Print all of the records. Exclude the images.

━━━━━ THE DATA

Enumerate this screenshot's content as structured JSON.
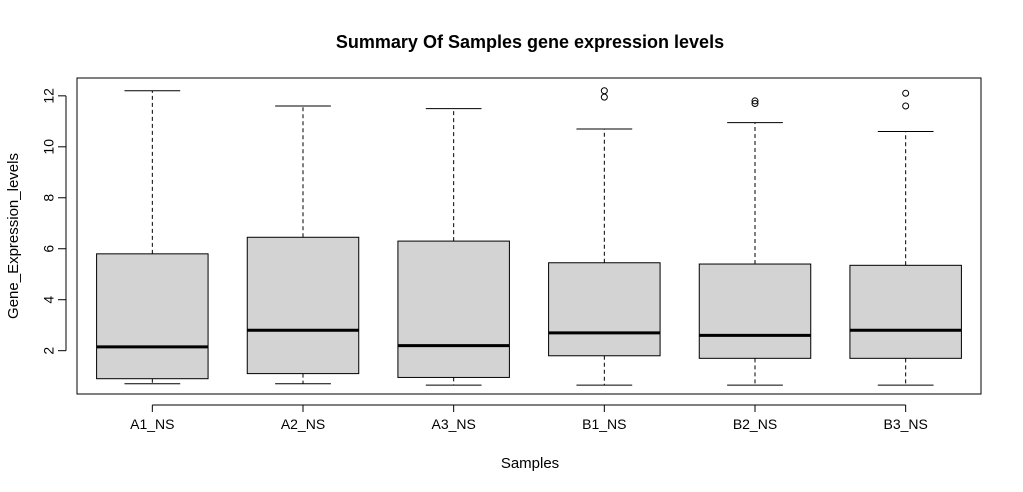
{
  "chart_data": {
    "type": "boxplot",
    "title": "Summary Of Samples gene expression levels",
    "xlabel": "Samples",
    "ylabel": "Gene_Expression_levels",
    "ylim": [
      0.3,
      12.7
    ],
    "yticks": [
      2,
      4,
      6,
      8,
      10,
      12
    ],
    "grid": false,
    "box_fill": "#d3d3d3",
    "line_color": "#000000",
    "categories": [
      "A1_NS",
      "A2_NS",
      "A3_NS",
      "B1_NS",
      "B2_NS",
      "B3_NS"
    ],
    "boxes": [
      {
        "min": 0.7,
        "q1": 0.9,
        "median": 2.15,
        "q3": 5.8,
        "max": 12.2,
        "outliers": []
      },
      {
        "min": 0.7,
        "q1": 1.1,
        "median": 2.8,
        "q3": 6.45,
        "max": 11.6,
        "outliers": []
      },
      {
        "min": 0.65,
        "q1": 0.95,
        "median": 2.2,
        "q3": 6.3,
        "max": 11.5,
        "outliers": []
      },
      {
        "min": 0.65,
        "q1": 1.8,
        "median": 2.7,
        "q3": 5.45,
        "max": 10.7,
        "outliers": [
          12.2,
          11.95
        ]
      },
      {
        "min": 0.65,
        "q1": 1.7,
        "median": 2.6,
        "q3": 5.4,
        "max": 10.95,
        "outliers": [
          11.8,
          11.7
        ]
      },
      {
        "min": 0.65,
        "q1": 1.7,
        "median": 2.8,
        "q3": 5.35,
        "max": 10.6,
        "outliers": [
          12.1,
          11.6
        ]
      }
    ]
  }
}
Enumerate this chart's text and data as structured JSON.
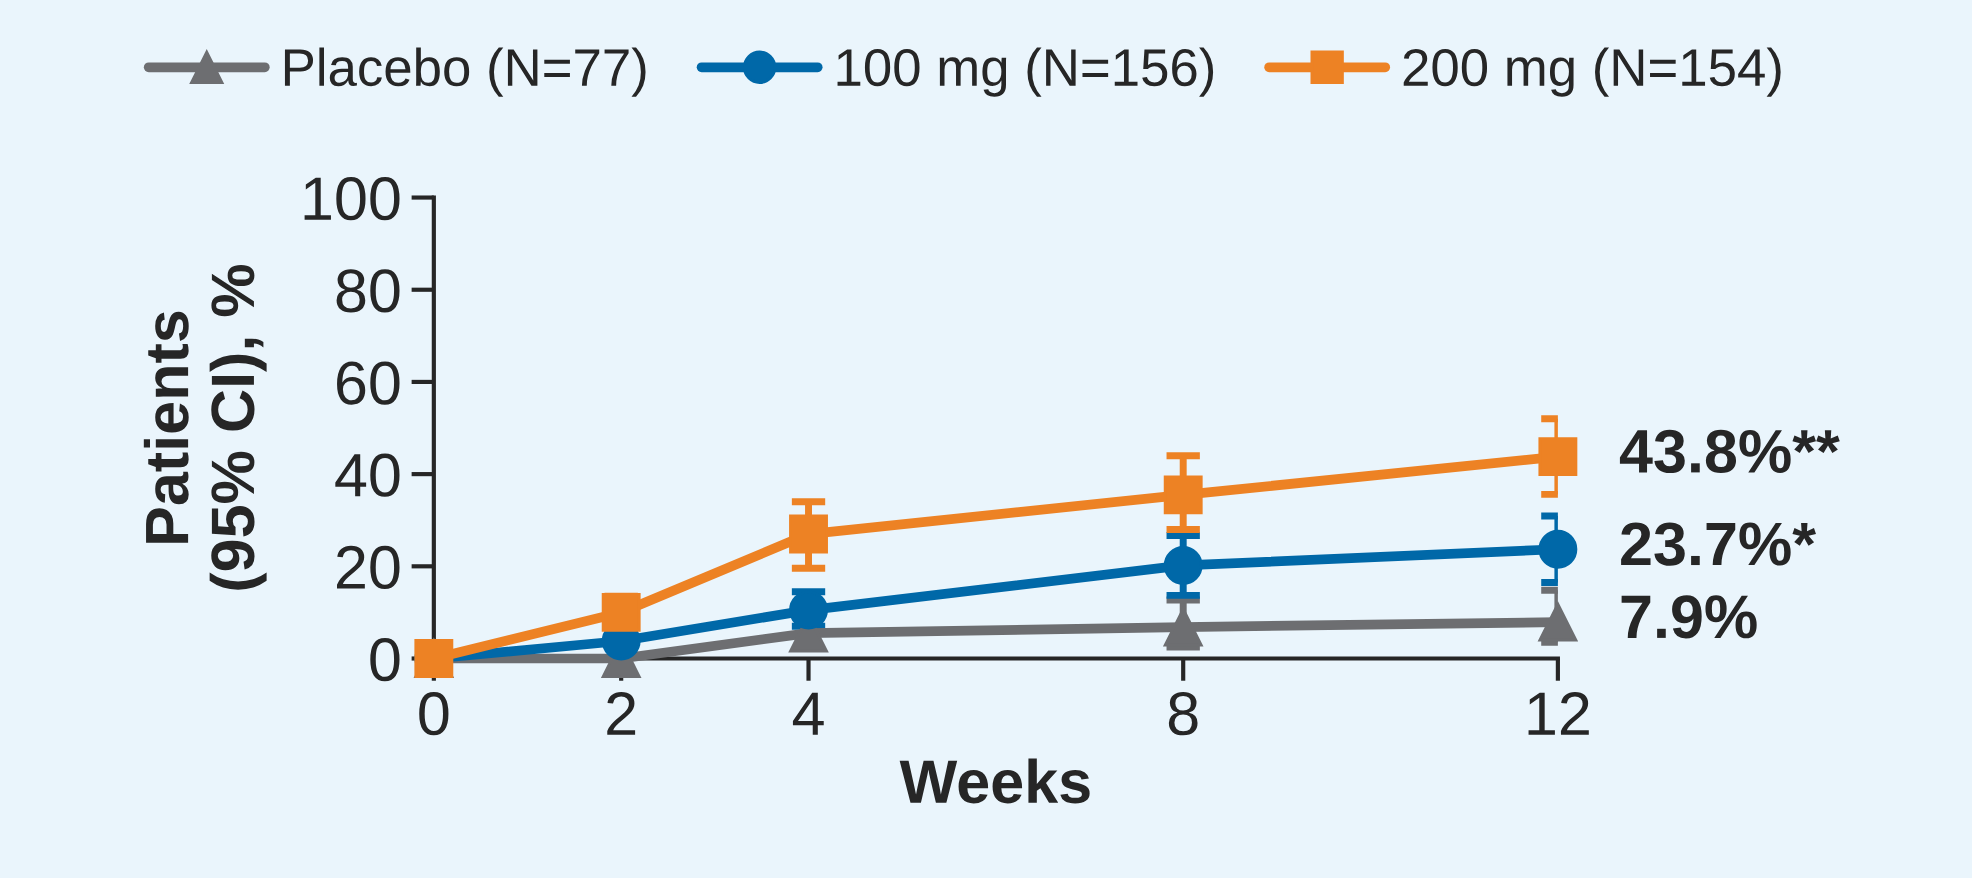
{
  "chart_data": {
    "type": "line",
    "xlabel": "Weeks",
    "ylabel": "Patients\n(95% CI), %",
    "x": [
      0,
      2,
      4,
      8,
      12
    ],
    "series": [
      {
        "name": "Placebo (N=77)",
        "color": "#6d6e71",
        "marker": "triangle",
        "values": [
          0,
          0,
          5.5,
          6.8,
          7.9
        ],
        "value_labels": [
          null,
          null,
          null,
          null,
          "7.9%"
        ],
        "errors": [
          null,
          null,
          null,
          [
            2.5,
            12.7
          ],
          [
            3.5,
            14.8
          ]
        ]
      },
      {
        "name": "100 mg (N=156)",
        "color": "#0068a8",
        "marker": "circle",
        "values": [
          0,
          3.8,
          10.5,
          20.2,
          23.7
        ],
        "value_labels": [
          null,
          null,
          null,
          null,
          "23.7%*"
        ],
        "errors": [
          null,
          null,
          [
            7,
            14.5
          ],
          [
            13.7,
            26.7
          ],
          [
            16.5,
            30.9
          ]
        ]
      },
      {
        "name": "200 mg (N=154)",
        "color": "#ed8224",
        "marker": "square",
        "values": [
          0,
          10,
          27,
          35.5,
          43.8
        ],
        "value_labels": [
          null,
          null,
          null,
          null,
          "43.8%**"
        ],
        "errors": [
          null,
          [
            6.5,
            13.5
          ],
          [
            19.6,
            34
          ],
          [
            28,
            44
          ],
          [
            35.6,
            52
          ]
        ]
      }
    ],
    "xlim": [
      0,
      12
    ],
    "xticks": [
      0,
      2,
      4,
      8,
      12
    ],
    "ylim": [
      0,
      100
    ],
    "yticks": [
      0,
      20,
      40,
      60,
      80,
      100
    ],
    "grid": false,
    "legend": "top",
    "line_style": "solid"
  }
}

━━━━━━━━━━

* [TASK RESULT]
Enumerate this screenshot's content as structured JSON.
{
  "chart_data": {
    "type": "boxplot",
    "title": "Summary Of Samples gene expression levels",
    "xlabel": "Samples",
    "ylabel": "Gene_Expression_levels",
    "ylim": [
      0.3,
      12.7
    ],
    "yticks": [
      2,
      4,
      6,
      8,
      10,
      12
    ],
    "grid": false,
    "box_fill": "#d3d3d3",
    "line_color": "#000000",
    "categories": [
      "A1_NS",
      "A2_NS",
      "A3_NS",
      "B1_NS",
      "B2_NS",
      "B3_NS"
    ],
    "boxes": [
      {
        "min": 0.7,
        "q1": 0.9,
        "median": 2.15,
        "q3": 5.8,
        "max": 12.2,
        "outliers": []
      },
      {
        "min": 0.7,
        "q1": 1.1,
        "median": 2.8,
        "q3": 6.45,
        "max": 11.6,
        "outliers": []
      },
      {
        "min": 0.65,
        "q1": 0.95,
        "median": 2.2,
        "q3": 6.3,
        "max": 11.5,
        "outliers": []
      },
      {
        "min": 0.65,
        "q1": 1.8,
        "median": 2.7,
        "q3": 5.45,
        "max": 10.7,
        "outliers": [
          12.2,
          11.95
        ]
      },
      {
        "min": 0.65,
        "q1": 1.7,
        "median": 2.6,
        "q3": 5.4,
        "max": 10.95,
        "outliers": [
          11.8,
          11.7
        ]
      },
      {
        "min": 0.65,
        "q1": 1.7,
        "median": 2.8,
        "q3": 5.35,
        "max": 10.6,
        "outliers": [
          12.1,
          11.6
        ]
      }
    ]
  }
}
Enumerate this chart's text and data as structured JSON.
{
  "chart_data": {
    "type": "line",
    "xlabel": "Weeks",
    "ylabel": "Patients\n(95% CI), %",
    "x": [
      0,
      2,
      4,
      8,
      12
    ],
    "series": [
      {
        "name": "Placebo (N=77)",
        "color": "#6d6e71",
        "marker": "triangle",
        "values": [
          0,
          0,
          5.5,
          6.8,
          7.9
        ],
        "value_labels": [
          null,
          null,
          null,
          null,
          "7.9%"
        ],
        "errors": [
          null,
          null,
          null,
          [
            2.5,
            12.7
          ],
          [
            3.5,
            14.8
          ]
        ]
      },
      {
        "name": "100 mg (N=156)",
        "color": "#0068a8",
        "marker": "circle",
        "values": [
          0,
          3.8,
          10.5,
          20.2,
          23.7
        ],
        "value_labels": [
          null,
          null,
          null,
          null,
          "23.7%*"
        ],
        "errors": [
          null,
          null,
          [
            7,
            14.5
          ],
          [
            13.7,
            26.7
          ],
          [
            16.5,
            30.9
          ]
        ]
      },
      {
        "name": "200 mg (N=154)",
        "color": "#ed8224",
        "marker": "square",
        "values": [
          0,
          10,
          27,
          35.5,
          43.8
        ],
        "value_labels": [
          null,
          null,
          null,
          null,
          "43.8%**"
        ],
        "errors": [
          null,
          [
            6.5,
            13.5
          ],
          [
            19.6,
            34
          ],
          [
            28,
            44
          ],
          [
            35.6,
            52
          ]
        ]
      }
    ],
    "xlim": [
      0,
      12
    ],
    "xticks": [
      0,
      2,
      4,
      8,
      12
    ],
    "ylim": [
      0,
      100
    ],
    "yticks": [
      0,
      20,
      40,
      60,
      80,
      100
    ],
    "grid": false,
    "legend": "top",
    "line_style": "solid"
  }
}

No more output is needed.